WHAT NEEDS TO BE DONE
Can you duplicate the lines beginning with the line containing "device-info-panel: 201812031100001 离线" and continuing through the line containing "586, 404, 605]"?

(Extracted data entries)
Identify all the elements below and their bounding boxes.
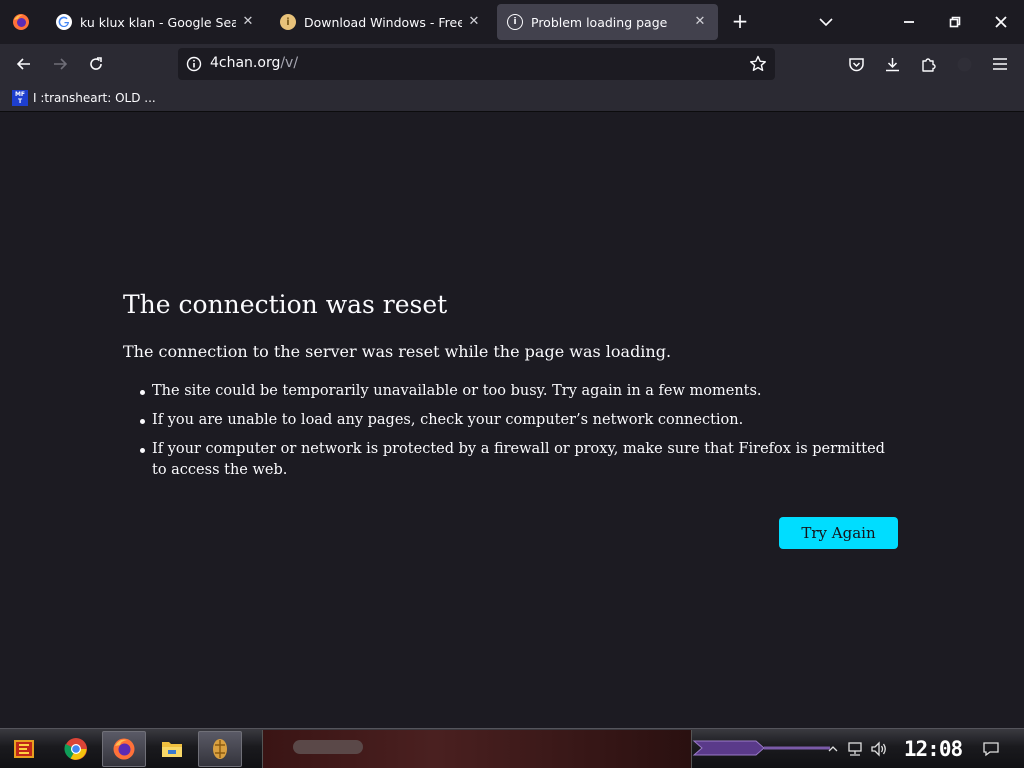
volume-tray-button[interactable]	[870, 740, 888, 758]
tab-strip: ku klux klan - Google Search ✕ i Downloa…	[0, 0, 1024, 44]
taskbar-chrome[interactable]	[54, 731, 98, 767]
show-hidden-icons-button[interactable]	[824, 740, 842, 758]
back-button[interactable]	[10, 50, 38, 78]
navigation-toolbar: 4chan.org/v/	[0, 44, 1024, 84]
arrow-left-icon	[16, 58, 30, 70]
info-icon: i	[507, 14, 523, 30]
error-title: The connection was reset	[123, 290, 448, 319]
tab-google-search[interactable]: ku klux klan - Google Search ✕	[46, 4, 266, 40]
firefox-view-button[interactable]	[0, 0, 42, 44]
start-icon	[14, 740, 34, 758]
reload-icon	[90, 57, 102, 70]
taskbar: 12:08 PM	[0, 728, 1024, 768]
app-menu-button[interactable]	[990, 54, 1010, 74]
bookmark-favicon-icon: MF T	[12, 90, 28, 106]
tab-problem-loading[interactable]: i Problem loading page ✕	[497, 4, 718, 40]
taskbar-clock[interactable]: 12:08 PM	[898, 734, 968, 768]
notifications-button[interactable]	[982, 740, 1000, 758]
chevron-up-icon	[828, 746, 838, 752]
notification-icon	[983, 742, 999, 757]
bookmark-item[interactable]: MF T I :transheart: OLD ...	[12, 89, 156, 107]
close-window-button[interactable]	[978, 0, 1024, 44]
reload-button[interactable]	[82, 50, 110, 78]
firefox-icon	[113, 738, 135, 760]
pocket-button[interactable]	[846, 54, 866, 74]
url-path: /v/	[280, 55, 299, 71]
google-icon	[56, 14, 72, 30]
account-button[interactable]	[954, 54, 974, 74]
speaker-icon	[871, 741, 886, 757]
url-host: 4chan.org	[210, 55, 281, 71]
try-again-button[interactable]: Try Again	[779, 517, 898, 549]
suggestion-item: If you are unable to load any pages, che…	[123, 410, 903, 431]
hamburger-menu-icon	[993, 58, 1007, 70]
error-container: The connection was reset The connection …	[123, 288, 903, 489]
file-explorer-icon	[162, 742, 182, 757]
start-button[interactable]	[2, 731, 46, 767]
taskbar-decoration	[692, 740, 830, 756]
minimize-button[interactable]	[886, 0, 932, 44]
list-all-tabs-button[interactable]	[814, 12, 838, 32]
puzzle-icon	[921, 57, 936, 72]
bookmark-star-icon[interactable]	[749, 55, 767, 73]
close-icon[interactable]: ✕	[692, 14, 708, 30]
close-icon	[995, 16, 1007, 28]
suggestion-item: The site could be temporarily unavailabl…	[123, 381, 903, 402]
firefox-icon	[13, 14, 29, 30]
restore-button[interactable]	[932, 0, 978, 44]
account-icon	[957, 57, 971, 71]
extensions-button[interactable]	[918, 54, 938, 74]
close-icon[interactable]: ✕	[240, 14, 256, 30]
error-suggestions: The site could be temporarily unavailabl…	[123, 381, 903, 481]
tab-title: ku klux klan - Google Search	[80, 14, 236, 30]
suggestion-item: If your computer or network is protected…	[123, 439, 903, 481]
network-icon	[848, 742, 862, 756]
site-info-icon[interactable]	[186, 56, 202, 72]
download-icon	[885, 57, 899, 71]
taskbar-firefox[interactable]	[102, 731, 146, 767]
taskbar-app[interactable]	[198, 731, 242, 767]
chrome-icon	[64, 738, 87, 760]
chevron-down-icon	[819, 18, 833, 27]
tab-download-windows[interactable]: i Download Windows - Free Res ✕	[270, 4, 492, 40]
app-icon	[213, 739, 227, 759]
pocket-icon	[848, 57, 864, 71]
taskbar-window-preview[interactable]	[262, 730, 692, 768]
page-content: The connection was reset The connection …	[0, 113, 1024, 728]
bookmarks-toolbar: MF T I :transheart: OLD ...	[0, 84, 1024, 112]
preview-shape	[293, 740, 363, 754]
downloads-button[interactable]	[882, 54, 902, 74]
address-bar[interactable]: 4chan.org/v/	[178, 48, 775, 80]
tab-title: Download Windows - Free Res	[304, 14, 462, 30]
download-site-icon: i	[280, 14, 296, 30]
tab-title: Problem loading page	[531, 14, 668, 30]
arrow-right-icon	[54, 58, 68, 70]
forward-button[interactable]	[46, 50, 74, 78]
error-description: The connection to the server was reset w…	[123, 342, 672, 361]
network-tray-button[interactable]	[846, 740, 864, 758]
restore-icon	[949, 16, 961, 28]
taskbar-file-explorer[interactable]	[150, 731, 194, 767]
close-icon[interactable]: ✕	[466, 14, 482, 30]
bookmark-label: I :transheart: OLD ...	[33, 91, 156, 105]
new-tab-button[interactable]: +	[728, 10, 752, 34]
url-text[interactable]: 4chan.org/v/	[210, 55, 298, 71]
minimize-icon	[904, 21, 914, 23]
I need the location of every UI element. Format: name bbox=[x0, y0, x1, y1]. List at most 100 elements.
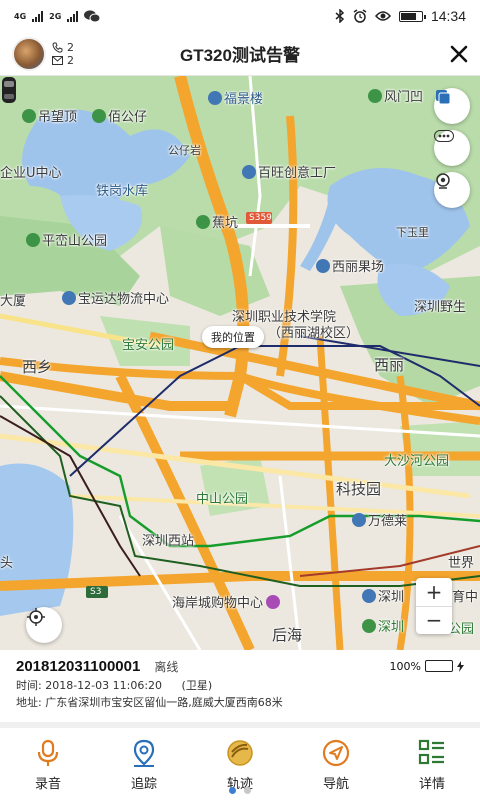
device-info-panel: 201812031100001 离线 100% 时间: 2018-12-03 1… bbox=[0, 650, 480, 714]
map-label-houhai[interactable]: 后海 bbox=[272, 624, 302, 645]
page-indicator bbox=[0, 787, 480, 794]
map-label-kejiyuan[interactable]: 科技园 bbox=[336, 478, 381, 499]
shopping-icon bbox=[266, 595, 281, 609]
map-label-baigonglou[interactable]: 佰公仔 bbox=[92, 106, 147, 125]
truck-icon bbox=[62, 291, 76, 305]
highway-shield-s359: S359 bbox=[249, 213, 272, 223]
map-base bbox=[0, 76, 480, 650]
device-id: 201812031100001 bbox=[16, 657, 141, 675]
map-label-wandelai[interactable]: 万德莱 bbox=[352, 510, 407, 529]
status-bar: 4G 2G 14:34 bbox=[0, 0, 480, 32]
eye-icon bbox=[374, 11, 391, 21]
bluetooth-icon bbox=[335, 9, 345, 23]
details-icon bbox=[417, 738, 447, 768]
microphone-icon bbox=[33, 738, 63, 768]
more-button[interactable] bbox=[434, 130, 470, 166]
map-label-fujinglou[interactable]: 福景楼 bbox=[208, 88, 263, 107]
map-label-tiegang[interactable]: 铁岗水库 bbox=[96, 180, 148, 199]
stadium-icon bbox=[362, 589, 376, 603]
device-status: 离线 bbox=[154, 659, 179, 674]
network-2-label: 2G bbox=[49, 11, 62, 21]
map-label-shenzhen-bay[interactable]: 深圳 bbox=[362, 586, 404, 605]
map-label-haian[interactable]: 海岸城购物中心 bbox=[172, 592, 282, 611]
device-address: 地址: 广东省深圳市宝安区留仙一路,庭威大厦西南68米 bbox=[16, 696, 283, 709]
map-label-baoan-park[interactable]: 宝安公园 bbox=[122, 334, 174, 353]
device-time-row: 时间: 2018-12-03 11:06:20 (卫星) bbox=[16, 679, 464, 693]
my-position-bubble[interactable]: 我的位置 bbox=[202, 326, 264, 348]
locate-button[interactable] bbox=[26, 607, 62, 643]
device-time: 时间: 2018-12-03 11:06:20 bbox=[16, 679, 163, 692]
notification-counts: 2 2 bbox=[52, 41, 74, 67]
battery-icon bbox=[398, 10, 426, 22]
page-dot-active bbox=[229, 787, 236, 794]
network-1-label: 4G bbox=[14, 11, 27, 21]
calls-count-row[interactable]: 2 bbox=[52, 41, 74, 54]
map-label-dashahe[interactable]: 大沙河公园 bbox=[384, 450, 449, 469]
battery-percent: 100% bbox=[389, 659, 421, 673]
camera-button[interactable] bbox=[434, 172, 470, 208]
app-header: 2 2 GT320测试告警 bbox=[0, 32, 480, 76]
car-marker-icon[interactable] bbox=[0, 76, 18, 104]
avatar[interactable] bbox=[12, 36, 46, 71]
label-text: 西丽果场 bbox=[332, 260, 385, 275]
park-icon bbox=[26, 233, 40, 247]
map-label-shenzhen-bay-park[interactable]: 深圳 bbox=[362, 616, 404, 635]
map-label-xiaxiali[interactable]: 下玉里 bbox=[396, 224, 429, 240]
calls-count: 2 bbox=[67, 40, 74, 54]
map-label-shijie[interactable]: 世界 bbox=[448, 552, 474, 571]
close-button[interactable] bbox=[450, 40, 468, 68]
label-text: 百旺创意工厂 bbox=[258, 166, 337, 181]
zoom-in-button[interactable]: + bbox=[416, 578, 452, 606]
charging-icon bbox=[457, 660, 464, 672]
map-label-baoyunda[interactable]: 宝运达物流中心 bbox=[62, 288, 169, 307]
label-text: 深圳 bbox=[378, 620, 405, 635]
map-view[interactable]: 福景楼 风门凹 吊望顶 佰公仔 公仔岩 百旺创意工厂 企业U中心 铁岗水库 蕉坑… bbox=[0, 76, 480, 650]
map-label-dasha[interactable]: 大厦 bbox=[0, 290, 26, 309]
map-label-shenzhen-west[interactable]: 深圳西站 bbox=[142, 530, 194, 549]
map-label-tou[interactable]: 头 bbox=[0, 552, 13, 571]
map-label-chanye[interactable]: 企业U中心 bbox=[0, 162, 62, 181]
map-label-baiwang[interactable]: 百旺创意工厂 bbox=[242, 162, 336, 181]
map-label-gongziyan[interactable]: 公仔岩 bbox=[168, 142, 201, 158]
label-text: 风门凹 bbox=[384, 90, 424, 105]
map-label-zhongshan[interactable]: 中山公园 bbox=[196, 488, 248, 507]
status-left: 4G 2G bbox=[14, 9, 101, 23]
building-icon bbox=[316, 259, 330, 273]
mountain-icon bbox=[196, 215, 210, 229]
track-icon bbox=[225, 738, 255, 768]
location-pin-icon bbox=[129, 738, 159, 768]
layers-icon bbox=[436, 90, 451, 105]
status-right: 14:34 bbox=[335, 8, 466, 24]
label-text: 吊望顶 bbox=[38, 110, 78, 125]
map-label-xixiang[interactable]: 西乡 bbox=[22, 356, 52, 377]
mail-icon bbox=[52, 55, 63, 65]
label-text: 万德莱 bbox=[368, 514, 408, 529]
positioning-mode: (卫星) bbox=[181, 679, 213, 692]
building-icon bbox=[208, 91, 222, 105]
map-label-xili[interactable]: 西丽 bbox=[374, 354, 404, 375]
layers-button[interactable] bbox=[434, 88, 470, 124]
messages-count-row[interactable]: 2 bbox=[52, 54, 74, 67]
label-text: 深圳 bbox=[378, 590, 405, 605]
navigation-icon bbox=[321, 738, 351, 768]
close-icon bbox=[450, 45, 468, 62]
label-text: 佰公仔 bbox=[108, 110, 148, 125]
mountain-icon bbox=[368, 89, 382, 103]
mountain-icon bbox=[22, 109, 36, 123]
signal-1-icon bbox=[32, 10, 44, 22]
wechat-icon bbox=[84, 9, 101, 22]
map-label-jiaokeng[interactable]: 蕉坑 bbox=[196, 212, 238, 231]
map-label-xili-orchard[interactable]: 西丽果场 bbox=[316, 256, 384, 275]
zoom-control: + − bbox=[416, 578, 452, 634]
map-label-diaowangding[interactable]: 吊望顶 bbox=[22, 106, 77, 125]
map-label-fengmenao[interactable]: 风门凹 bbox=[368, 86, 423, 105]
mountain-icon bbox=[92, 109, 106, 123]
map-label-polytech-campus[interactable]: （西丽湖校区） bbox=[268, 322, 359, 341]
map-label-pingluan[interactable]: 平峦山公园 bbox=[26, 230, 107, 249]
map-label-shenzhen-wild[interactable]: 深圳野生 bbox=[414, 296, 466, 315]
map-label-yuzhong[interactable]: 育中 bbox=[452, 586, 478, 605]
label-text: 宝运达物流中心 bbox=[78, 292, 170, 307]
zoom-out-button[interactable]: − bbox=[416, 605, 452, 635]
label-text: 福景楼 bbox=[224, 92, 264, 107]
highway-shield-s3: S3 bbox=[90, 587, 102, 597]
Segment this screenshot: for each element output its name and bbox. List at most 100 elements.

EXERCISE ANSWER
device-info-panel: 201812031100001 离线 100% 时间: 2018-12-03 1… bbox=[0, 650, 480, 714]
map-label-houhai[interactable]: 后海 bbox=[272, 624, 302, 645]
page-indicator bbox=[0, 787, 480, 794]
map-label-kejiyuan[interactable]: 科技园 bbox=[336, 478, 381, 499]
shopping-icon bbox=[266, 595, 281, 609]
map-label-baigonglou[interactable]: 佰公仔 bbox=[92, 106, 147, 125]
truck-icon bbox=[62, 291, 76, 305]
highway-shield-s359: S359 bbox=[249, 213, 272, 223]
map-base bbox=[0, 76, 480, 650]
device-id: 201812031100001 bbox=[16, 657, 141, 675]
map-label-wandelai[interactable]: 万德莱 bbox=[352, 510, 407, 529]
status-bar: 4G 2G 14:34 bbox=[0, 0, 480, 32]
eye-icon bbox=[374, 11, 391, 21]
bluetooth-icon bbox=[335, 9, 345, 23]
details-icon bbox=[417, 738, 447, 768]
microphone-icon bbox=[33, 738, 63, 768]
more-button[interactable] bbox=[434, 130, 470, 166]
map-label-fujinglou[interactable]: 福景楼 bbox=[208, 88, 263, 107]
map-label-tiegang[interactable]: 铁岗水库 bbox=[96, 180, 148, 199]
stadium-icon bbox=[362, 589, 376, 603]
device-status: 离线 bbox=[154, 659, 179, 674]
network-2-label: 2G bbox=[49, 11, 62, 21]
map-label-shenzhen-bay[interactable]: 深圳 bbox=[362, 586, 404, 605]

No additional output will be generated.